### SHORT PROBLEM
Extract every line where the string "Beidou" appears.

[Data entries]
+++
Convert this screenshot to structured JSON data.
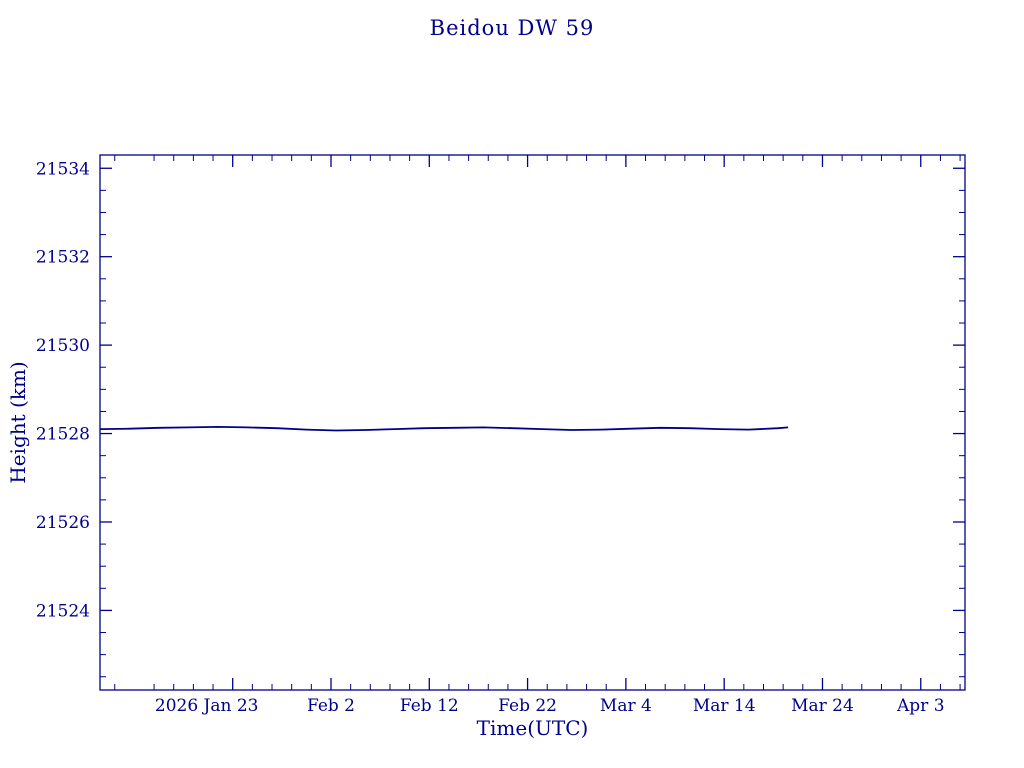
{
  "chart_data": {
    "type": "line",
    "title": "Beidou DW 59",
    "xlabel": "Time(UTC)",
    "ylabel": "Height (km)",
    "color": "#00008b",
    "grid": false,
    "legend_position": "none",
    "ylim": [
      21522.2,
      21534.3
    ],
    "yticks": [
      21524,
      21526,
      21528,
      21530,
      21532,
      21534
    ],
    "y_minor_step": 0.5,
    "xlim_days": [
      0,
      88
    ],
    "xticks": [
      {
        "day": 13.5,
        "label": "2026 Jan 23",
        "dx": -26
      },
      {
        "day": 23.5,
        "label": "Feb 2"
      },
      {
        "day": 33.5,
        "label": "Feb 12"
      },
      {
        "day": 43.5,
        "label": "Feb 22"
      },
      {
        "day": 53.5,
        "label": "Mar 4"
      },
      {
        "day": 63.5,
        "label": "Mar 14"
      },
      {
        "day": 73.5,
        "label": "Mar 24"
      },
      {
        "day": 83.5,
        "label": "Apr 3"
      }
    ],
    "x_minor_step_days": 2,
    "series": [
      {
        "name": "Beidou DW 59 height",
        "x_days": [
          0,
          3,
          6,
          9,
          12,
          15,
          18,
          21,
          24,
          27,
          30,
          33,
          36,
          39,
          42,
          45,
          48,
          51,
          54,
          57,
          60,
          63,
          66,
          69,
          70
        ],
        "values": [
          21528.1,
          21528.11,
          21528.13,
          21528.14,
          21528.15,
          21528.14,
          21528.12,
          21528.09,
          21528.07,
          21528.08,
          21528.1,
          21528.12,
          21528.13,
          21528.14,
          21528.12,
          21528.1,
          21528.08,
          21528.09,
          21528.11,
          21528.13,
          21528.12,
          21528.1,
          21528.09,
          21528.12,
          21528.14
        ]
      }
    ]
  }
}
+++
### RESPONSE TO THIS TASK
    "title": "Beidou DW 59",
        "name": "Beidou DW 59 height",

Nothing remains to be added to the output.